WORK INSTRUCTIONS >>
[1] Decide whether each statement agrees with the passage on the Tropenmuseum, answering yes or no and quoting the deciding words. (a) The Bamboo Room was modeled after a 1912 display at the Colonial Museum in Haarlem. (b) Olivier's book The Dark Abyss of Time appeared in 2009. (c) Olivier holds that the past should be reconstructed with objects.
[2] Print the section of the passage on the Tropenmuseum that runs from "In his 2011" to "exhibit on the first floor of the Tropenmuseum.".

DOCUMENT SECTION >>
___

Just as with Boast and Modest, a clear unanimity can be found in terms of policy here; Legêne’s statements on the vision of the museum in 2008 are very much in line with those of Modest ten years later. The univocality of this discourse not only points at the importance of considering the different ways in which such general policies and visions manifest themselves specifically in modes of display but also raises another question. What has recently been altered in relation to the 2008 refurbishment?

Indeed, as already pointed out, several aspects of the 2008 displays in fact remain in place as of today, most notably a number of theatrical dioramas, such as the Colonial Theatre with its wax figures of historical archetypes, the reconstruction of the VOC Curiosity Cabinet, and the Bamboo Room, modeled after a 1912 display at the Tropenmuseum’s predecessor, the Colonial Museum in Haarlem. At present, all these rather striking curatorial elements are still part of the geographical exhibit on the first floor. However, it is important to note that the former geographical arrangement also included the Middle East, North Africa, India, Sub-Saharan Africa, and Latin America, making up a representation of almost the entire world. In its present state, only a grid of three broad regions remains intact in the geographical exhibit of the collection on the first floor of the Tropenmuseum.

Pluritemporal Perspectives within a Geographical Grid

In his 2011 publication The Dark Abyss of Time: Archeology and Memory, archeologist and historian Laurent Olivier explores different notions of time and their consequences for the ways in which meaning is made in relation to material culture. I will discuss the author’s theory on temporality in order to illustrate how different temporal perspectives persist throughout the geographical exhibit on the first floor of the Tropenmuseum.

Olivier considers our relationship with the past to be a key element in forming collective identities. At the same time, he argues against understanding this past in “empty and homogeneous” cyclical or linear terms. Olivier considers sequential notions of time to be only recent inventions, constructions of nineteenth-century historicists. These sequential understandings of history create a simplified, causal understanding of the past as an accumulation of events and contexts, implying a comprehendible origin and development.[15]

As Legêne, who has conducted extensive research on the Tropenmuseum’s institutional history, has emphasized, ethnographic exhibition practices have often “frozen” peoples and cultures within such a sequential understanding of the past. In a 2009 symposium report on ethnographic display, she argues that throughout the early twentieth century the creation of systematically ordered series of collectibles with formal, functional, and geographical filiations fossilized and stereotyped the Other, mediating cultural as well as physical difference to a Dutch audience. In line with such an approach to display, colonial collecting practices tended to focus on village life, tradition, and craftsmanship, fixating cultures in a past that was undefined, yet simultaneously had a clear place, closer to “origin,” in a sequential hierarchy of cultural complexity.[16]

In order to analyze the present-day geographical exhibit on the first floor of the Tropenmuseum, I will turn to the temporal approach to material culture that Olivier proposes, instead of this linear historicism. The author argues that it is, in fact, not at all the past that should be reconstructed with objects. Instead, the multiple ways in which the memory of the past exists in the materiality of the present-day object should be explored. He states:

It is not, strictly speaking, history which is being made up by the impact of the phenomena of repetition and reproduction which archaeological materials provide proof of, it is memory as recorded in materials. This is a key distinction, since memory-time functions in a way which has nothing to do with history-time.[17]

Accordingly, for Olivier, an object is inherently cast in a fusion of past and present, and should not be positioned within the sequential, historical time frame on which conventional methodologies of archaeology and other humanities largely depend. In terms of curating, such a shift in focus from an object’s place in history to the memory recorded in objects makes it possible to consider different and conflicting temporal perspectives simultaneously.[18] It is through such pluritemporality that, as I will argue, the geographical exhibit on the first floor enables processes of meaning-making that move beyond statically freezing the Other in a timeless past.

___

DATA SUPPLIED >>
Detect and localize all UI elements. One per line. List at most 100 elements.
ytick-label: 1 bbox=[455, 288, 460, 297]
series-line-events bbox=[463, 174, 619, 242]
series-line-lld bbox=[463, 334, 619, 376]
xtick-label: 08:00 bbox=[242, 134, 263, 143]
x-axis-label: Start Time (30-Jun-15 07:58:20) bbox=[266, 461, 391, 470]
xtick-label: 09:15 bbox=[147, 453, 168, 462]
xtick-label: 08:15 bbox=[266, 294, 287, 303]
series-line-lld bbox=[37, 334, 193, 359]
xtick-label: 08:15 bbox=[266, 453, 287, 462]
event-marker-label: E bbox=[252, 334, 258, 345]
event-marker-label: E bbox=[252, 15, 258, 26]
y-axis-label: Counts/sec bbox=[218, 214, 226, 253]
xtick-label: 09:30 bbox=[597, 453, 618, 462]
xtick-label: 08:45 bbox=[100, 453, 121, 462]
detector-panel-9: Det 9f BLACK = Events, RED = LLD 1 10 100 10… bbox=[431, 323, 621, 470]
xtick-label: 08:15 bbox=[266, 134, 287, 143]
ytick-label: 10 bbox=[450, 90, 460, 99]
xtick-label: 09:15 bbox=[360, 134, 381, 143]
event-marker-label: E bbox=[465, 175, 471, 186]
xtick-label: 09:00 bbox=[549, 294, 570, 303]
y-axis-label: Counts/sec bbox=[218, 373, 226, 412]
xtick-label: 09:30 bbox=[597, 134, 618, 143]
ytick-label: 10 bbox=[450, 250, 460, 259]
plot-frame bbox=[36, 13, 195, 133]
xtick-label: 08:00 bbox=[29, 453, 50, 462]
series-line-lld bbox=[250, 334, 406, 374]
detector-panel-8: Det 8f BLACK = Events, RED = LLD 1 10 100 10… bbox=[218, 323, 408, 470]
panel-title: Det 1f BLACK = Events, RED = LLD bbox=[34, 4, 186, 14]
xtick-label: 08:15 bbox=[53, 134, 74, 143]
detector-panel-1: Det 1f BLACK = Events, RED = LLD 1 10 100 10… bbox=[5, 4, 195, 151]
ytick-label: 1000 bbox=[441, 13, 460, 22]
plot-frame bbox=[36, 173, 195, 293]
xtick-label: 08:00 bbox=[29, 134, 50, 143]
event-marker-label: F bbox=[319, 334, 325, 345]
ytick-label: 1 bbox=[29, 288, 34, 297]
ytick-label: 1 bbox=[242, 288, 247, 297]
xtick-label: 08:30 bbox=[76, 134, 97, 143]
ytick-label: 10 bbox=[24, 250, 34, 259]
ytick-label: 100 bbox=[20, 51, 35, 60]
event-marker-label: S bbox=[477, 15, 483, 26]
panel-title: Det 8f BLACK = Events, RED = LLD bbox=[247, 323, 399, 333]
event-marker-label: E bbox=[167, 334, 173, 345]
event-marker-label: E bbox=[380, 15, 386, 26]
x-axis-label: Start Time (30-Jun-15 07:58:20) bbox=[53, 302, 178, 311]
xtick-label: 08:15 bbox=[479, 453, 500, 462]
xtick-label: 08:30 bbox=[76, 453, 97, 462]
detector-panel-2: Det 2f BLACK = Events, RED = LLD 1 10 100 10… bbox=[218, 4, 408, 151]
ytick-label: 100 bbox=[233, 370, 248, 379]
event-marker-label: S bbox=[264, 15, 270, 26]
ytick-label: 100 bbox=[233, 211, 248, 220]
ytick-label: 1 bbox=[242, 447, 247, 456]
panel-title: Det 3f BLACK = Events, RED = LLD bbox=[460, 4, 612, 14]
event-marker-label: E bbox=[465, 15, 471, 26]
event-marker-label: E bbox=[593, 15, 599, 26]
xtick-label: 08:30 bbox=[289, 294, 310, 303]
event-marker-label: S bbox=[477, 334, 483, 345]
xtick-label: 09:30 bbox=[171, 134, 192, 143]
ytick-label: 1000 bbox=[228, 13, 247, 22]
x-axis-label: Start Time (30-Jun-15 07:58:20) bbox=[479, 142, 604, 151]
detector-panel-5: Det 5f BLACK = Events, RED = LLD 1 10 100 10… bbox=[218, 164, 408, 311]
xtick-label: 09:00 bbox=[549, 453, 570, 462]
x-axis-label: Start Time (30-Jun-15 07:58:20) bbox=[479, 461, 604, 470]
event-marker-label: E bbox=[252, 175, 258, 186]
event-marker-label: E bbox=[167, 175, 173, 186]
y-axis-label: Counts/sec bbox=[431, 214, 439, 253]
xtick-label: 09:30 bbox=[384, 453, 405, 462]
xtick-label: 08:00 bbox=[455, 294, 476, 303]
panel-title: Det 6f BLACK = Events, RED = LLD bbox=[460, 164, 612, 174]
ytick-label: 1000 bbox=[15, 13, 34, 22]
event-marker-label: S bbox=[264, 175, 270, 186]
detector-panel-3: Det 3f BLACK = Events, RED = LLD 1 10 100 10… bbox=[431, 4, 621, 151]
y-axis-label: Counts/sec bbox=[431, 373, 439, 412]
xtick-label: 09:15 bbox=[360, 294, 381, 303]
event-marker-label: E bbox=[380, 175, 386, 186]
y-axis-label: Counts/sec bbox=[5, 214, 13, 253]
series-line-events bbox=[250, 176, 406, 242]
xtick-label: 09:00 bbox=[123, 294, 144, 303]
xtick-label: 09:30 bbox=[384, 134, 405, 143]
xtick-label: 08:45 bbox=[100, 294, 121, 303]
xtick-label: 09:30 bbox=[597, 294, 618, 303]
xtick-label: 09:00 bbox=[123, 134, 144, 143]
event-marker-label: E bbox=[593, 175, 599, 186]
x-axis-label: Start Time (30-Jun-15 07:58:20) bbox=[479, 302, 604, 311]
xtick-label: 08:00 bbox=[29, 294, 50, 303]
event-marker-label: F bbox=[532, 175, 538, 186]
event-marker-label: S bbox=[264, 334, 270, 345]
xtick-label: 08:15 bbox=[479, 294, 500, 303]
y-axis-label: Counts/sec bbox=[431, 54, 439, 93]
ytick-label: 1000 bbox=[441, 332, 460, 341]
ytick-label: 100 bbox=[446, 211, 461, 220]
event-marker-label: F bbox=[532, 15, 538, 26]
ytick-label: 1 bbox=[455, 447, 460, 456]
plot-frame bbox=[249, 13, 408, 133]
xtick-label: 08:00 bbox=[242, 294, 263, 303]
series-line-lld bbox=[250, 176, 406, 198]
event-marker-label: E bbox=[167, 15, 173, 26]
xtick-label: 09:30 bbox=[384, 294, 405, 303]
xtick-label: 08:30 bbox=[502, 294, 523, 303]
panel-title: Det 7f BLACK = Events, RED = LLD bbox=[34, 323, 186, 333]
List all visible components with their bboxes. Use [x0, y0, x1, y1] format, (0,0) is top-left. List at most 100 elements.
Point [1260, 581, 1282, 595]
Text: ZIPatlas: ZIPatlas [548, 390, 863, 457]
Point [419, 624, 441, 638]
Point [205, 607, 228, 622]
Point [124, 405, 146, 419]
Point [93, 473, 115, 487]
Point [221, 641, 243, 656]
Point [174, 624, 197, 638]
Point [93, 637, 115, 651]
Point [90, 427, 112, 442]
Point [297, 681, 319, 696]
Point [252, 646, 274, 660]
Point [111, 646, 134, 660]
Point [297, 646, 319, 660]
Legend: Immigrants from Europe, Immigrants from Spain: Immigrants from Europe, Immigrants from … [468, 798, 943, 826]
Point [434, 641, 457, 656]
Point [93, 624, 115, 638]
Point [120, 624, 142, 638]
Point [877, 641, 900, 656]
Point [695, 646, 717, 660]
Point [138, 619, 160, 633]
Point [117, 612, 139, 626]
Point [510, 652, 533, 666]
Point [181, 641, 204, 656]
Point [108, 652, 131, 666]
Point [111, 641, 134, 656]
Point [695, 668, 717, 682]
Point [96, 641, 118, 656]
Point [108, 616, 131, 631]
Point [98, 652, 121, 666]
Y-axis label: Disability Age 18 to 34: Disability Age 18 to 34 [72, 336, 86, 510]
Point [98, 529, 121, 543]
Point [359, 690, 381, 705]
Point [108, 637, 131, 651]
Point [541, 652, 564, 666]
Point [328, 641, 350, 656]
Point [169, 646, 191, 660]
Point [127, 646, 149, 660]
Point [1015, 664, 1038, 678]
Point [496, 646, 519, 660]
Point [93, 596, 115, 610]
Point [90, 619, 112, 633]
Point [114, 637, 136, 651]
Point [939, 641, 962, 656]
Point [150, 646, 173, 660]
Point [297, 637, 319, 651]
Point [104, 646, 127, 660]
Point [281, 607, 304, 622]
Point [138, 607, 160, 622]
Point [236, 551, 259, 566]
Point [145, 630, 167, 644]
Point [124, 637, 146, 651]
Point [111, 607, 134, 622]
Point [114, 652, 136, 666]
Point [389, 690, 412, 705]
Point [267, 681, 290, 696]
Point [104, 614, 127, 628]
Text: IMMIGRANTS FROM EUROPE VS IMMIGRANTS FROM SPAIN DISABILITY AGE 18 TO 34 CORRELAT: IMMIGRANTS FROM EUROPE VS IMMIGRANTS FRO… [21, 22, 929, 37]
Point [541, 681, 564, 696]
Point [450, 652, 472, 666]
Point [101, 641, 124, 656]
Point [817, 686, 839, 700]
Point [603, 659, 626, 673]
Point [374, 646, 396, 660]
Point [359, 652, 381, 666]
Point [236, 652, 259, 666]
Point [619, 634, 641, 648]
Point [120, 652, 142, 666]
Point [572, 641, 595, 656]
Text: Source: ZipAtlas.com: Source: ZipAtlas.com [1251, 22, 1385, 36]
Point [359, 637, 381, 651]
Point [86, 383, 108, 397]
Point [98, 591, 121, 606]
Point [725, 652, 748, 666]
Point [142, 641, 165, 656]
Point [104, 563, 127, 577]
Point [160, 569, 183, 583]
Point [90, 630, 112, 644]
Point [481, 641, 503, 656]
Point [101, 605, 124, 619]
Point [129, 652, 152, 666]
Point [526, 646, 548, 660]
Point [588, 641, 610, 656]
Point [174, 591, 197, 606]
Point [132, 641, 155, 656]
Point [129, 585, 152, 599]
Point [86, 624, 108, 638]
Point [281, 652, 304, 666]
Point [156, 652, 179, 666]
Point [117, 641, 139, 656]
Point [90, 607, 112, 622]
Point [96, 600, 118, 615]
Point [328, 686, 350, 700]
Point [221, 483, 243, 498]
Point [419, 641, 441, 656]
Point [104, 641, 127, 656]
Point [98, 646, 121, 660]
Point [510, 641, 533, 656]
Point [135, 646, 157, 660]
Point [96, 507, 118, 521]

___

TASK-BY-TASK SOLUTIONS >>
[1]
(a) Yes: "modeled after a 1912 display at the Tropenmuseum’s predecessor, the Colonial Museum in Haarlem"
(b) No: "In his 2011 publication The Dark Abyss of Time: Archeology and Memory"
(c) No: "it is, in fact, not at all the past that should be reconstructed with objects"

[2]
In his 2011 publication The Dark Abyss of Time: Archeology and Memory, archeologist and historian Laurent Olivier explores different notions of time and their consequences for the ways in which meaning is made in relation to material culture. I will discuss the author’s theory on temporality in order to illustrate how different temporal perspectives persist throughout the geographical exhibit on the first floor of the Tropenmuseum.